== RECORDED INFORMATION

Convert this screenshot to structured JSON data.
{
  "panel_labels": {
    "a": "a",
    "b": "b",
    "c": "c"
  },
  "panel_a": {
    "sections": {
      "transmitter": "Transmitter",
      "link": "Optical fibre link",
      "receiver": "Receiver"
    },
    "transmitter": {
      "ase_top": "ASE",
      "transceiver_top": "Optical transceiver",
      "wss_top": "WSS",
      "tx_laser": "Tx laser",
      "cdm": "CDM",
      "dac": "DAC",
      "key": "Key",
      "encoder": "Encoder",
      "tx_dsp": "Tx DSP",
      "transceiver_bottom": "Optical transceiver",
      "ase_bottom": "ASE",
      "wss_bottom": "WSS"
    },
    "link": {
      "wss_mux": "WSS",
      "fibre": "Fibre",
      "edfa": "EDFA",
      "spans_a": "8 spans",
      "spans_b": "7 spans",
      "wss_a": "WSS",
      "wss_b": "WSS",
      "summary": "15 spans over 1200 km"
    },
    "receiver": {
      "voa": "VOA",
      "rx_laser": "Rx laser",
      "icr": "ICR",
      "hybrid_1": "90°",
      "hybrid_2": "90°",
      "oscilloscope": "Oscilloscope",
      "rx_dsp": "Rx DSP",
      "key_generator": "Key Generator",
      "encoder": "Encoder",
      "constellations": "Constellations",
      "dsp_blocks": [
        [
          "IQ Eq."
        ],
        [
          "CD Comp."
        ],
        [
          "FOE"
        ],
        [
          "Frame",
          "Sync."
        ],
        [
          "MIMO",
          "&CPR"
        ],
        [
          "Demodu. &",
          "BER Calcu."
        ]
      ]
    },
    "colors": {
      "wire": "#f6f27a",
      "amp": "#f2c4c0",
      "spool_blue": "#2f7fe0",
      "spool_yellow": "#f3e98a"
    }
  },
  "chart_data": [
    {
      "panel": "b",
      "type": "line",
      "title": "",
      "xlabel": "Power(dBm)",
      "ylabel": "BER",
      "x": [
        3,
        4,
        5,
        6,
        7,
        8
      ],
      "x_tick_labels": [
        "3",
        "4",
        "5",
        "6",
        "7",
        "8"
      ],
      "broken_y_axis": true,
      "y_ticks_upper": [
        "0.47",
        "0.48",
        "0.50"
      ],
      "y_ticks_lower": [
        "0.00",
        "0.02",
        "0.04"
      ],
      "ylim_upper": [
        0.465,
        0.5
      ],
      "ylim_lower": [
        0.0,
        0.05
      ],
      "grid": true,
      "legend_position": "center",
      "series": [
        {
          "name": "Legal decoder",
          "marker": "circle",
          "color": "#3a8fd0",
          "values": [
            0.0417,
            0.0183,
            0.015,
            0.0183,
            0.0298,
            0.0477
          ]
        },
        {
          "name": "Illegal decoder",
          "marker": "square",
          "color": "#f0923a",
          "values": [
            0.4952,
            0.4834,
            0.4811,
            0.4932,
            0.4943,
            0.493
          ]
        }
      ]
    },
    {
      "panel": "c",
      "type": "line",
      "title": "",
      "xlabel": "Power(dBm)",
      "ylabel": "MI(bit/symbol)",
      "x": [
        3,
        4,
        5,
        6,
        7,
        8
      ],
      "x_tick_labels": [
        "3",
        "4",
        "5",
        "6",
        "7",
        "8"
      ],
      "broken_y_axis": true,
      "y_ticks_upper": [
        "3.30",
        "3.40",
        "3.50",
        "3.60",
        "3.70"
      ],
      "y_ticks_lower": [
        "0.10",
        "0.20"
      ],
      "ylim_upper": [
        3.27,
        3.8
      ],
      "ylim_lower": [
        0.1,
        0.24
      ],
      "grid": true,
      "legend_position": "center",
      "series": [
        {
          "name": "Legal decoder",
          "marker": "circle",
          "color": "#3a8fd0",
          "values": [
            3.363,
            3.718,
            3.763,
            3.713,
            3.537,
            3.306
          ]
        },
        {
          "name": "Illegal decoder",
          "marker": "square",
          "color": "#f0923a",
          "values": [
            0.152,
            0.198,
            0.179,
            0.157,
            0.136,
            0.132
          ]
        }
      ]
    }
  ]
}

====

*PROBLEM TO WORK ON*: Transcribe the material above in its entirety. Match it exactly.

*TASK RESULT*:
Convert this screenshot to structured JSON data.
{
  "panel_labels": {
    "a": "a",
    "b": "b",
    "c": "c"
  },
  "panel_a": {
    "sections": {
      "transmitter": "Transmitter",
      "link": "Optical fibre link",
      "receiver": "Receiver"
    },
    "transmitter": {
      "ase_top": "ASE",
      "transceiver_top": "Optical transceiver",
      "wss_top": "WSS",
      "tx_laser": "Tx laser",
      "cdm": "CDM",
      "dac": "DAC",
      "key": "Key",
      "encoder": "Encoder",
      "tx_dsp": "Tx DSP",
      "transceiver_bottom": "Optical transceiver",
      "ase_bottom": "ASE",
      "wss_bottom": "WSS"
    },
    "link": {
      "wss_mux": "WSS",
      "fibre": "Fibre",
      "edfa": "EDFA",
      "spans_a": "8 spans",
      "spans_b": "7 spans",
      "wss_a": "WSS",
      "wss_b": "WSS",
      "summary": "15 spans over 1200 km"
    },
    "receiver": {
      "voa": "VOA",
      "rx_laser": "Rx laser",
      "icr": "ICR",
      "hybrid_1": "90°",
      "hybrid_2": "90°",
      "oscilloscope": "Oscilloscope",
      "rx_dsp": "Rx DSP",
      "key_generator": "Key Generator",
      "encoder": "Encoder",
      "constellations": "Constellations",
      "dsp_blocks": [
        [
          "IQ Eq."
        ],
        [
          "CD Comp."
        ],
        [
          "FOE"
        ],
        [
          "Frame",
          "Sync."
        ],
        [
          "MIMO",
          "&CPR"
        ],
        [
          "Demodu. &",
          "BER Calcu."
        ]
      ]
    },
    "colors": {
      "wire": "#f6f27a",
      "amp": "#f2c4c0",
      "spool_blue": "#2f7fe0",
      "spool_yellow": "#f3e98a"
    }
  },
  "chart_data": [
    {
      "panel": "b",
      "type": "line",
      "title": "",
      "xlabel": "Power(dBm)",
      "ylabel": "BER",
      "x": [
        3,
        4,
        5,
        6,
        7,
        8
      ],
      "x_tick_labels": [
        "3",
        "4",
        "5",
        "6",
        "7",
        "8"
      ],
      "broken_y_axis": true,
      "y_ticks_upper": [
        "0.47",
        "0.48",
        "0.50"
      ],
      "y_ticks_lower": [
        "0.00",
        "0.02",
        "0.04"
      ],
      "ylim_upper": [
        0.465,
        0.5
      ],
      "ylim_lower": [
        0.0,
        0.05
      ],
      "grid": true,
      "legend_position": "center",
      "series": [
        {
          "name": "Legal decoder",
          "marker": "circle",
          "color": "#3a8fd0",
          "values": [
            0.0417,
            0.0183,
            0.015,
            0.0183,
            0.0298,
            0.0477
          ]
        },
        {
          "name": "Illegal decoder",
          "marker": "square",
          "color": "#f0923a",
          "values": [
            0.4952,
            0.4834,
            0.4811,
            0.4932,
            0.4943,
            0.493
          ]
        }
      ]
    },
    {
      "panel": "c",
      "type": "line",
      "title": "",
      "xlabel": "Power(dBm)",
      "ylabel": "MI(bit/symbol)",
      "x": [
        3,
        4,
        5,
        6,
        7,
        8
      ],
      "x_tick_labels": [
        "3",
        "4",
        "5",
        "6",
        "7",
        "8"
      ],
      "broken_y_axis": true,
      "y_ticks_upper": [
        "3.30",
        "3.40",
        "3.50",
        "3.60",
        "3.70"
      ],
      "y_ticks_lower": [
        "0.10",
        "0.20"
      ],
      "ylim_upper": [
        3.27,
        3.8
      ],
      "ylim_lower": [
        0.1,
        0.24
      ],
      "grid": true,
      "legend_position": "center",
      "series": [
        {
          "name": "Legal decoder",
          "marker": "circle",
          "color": "#3a8fd0",
          "values": [
            3.363,
            3.718,
            3.763,
            3.713,
            3.537,
            3.306
          ]
        },
        {
          "name": "Illegal decoder",
          "marker": "square",
          "color": "#f0923a",
          "values": [
            0.152,
            0.198,
            0.179,
            0.157,
            0.136,
            0.132
          ]
        }
      ]
    }
  ]
}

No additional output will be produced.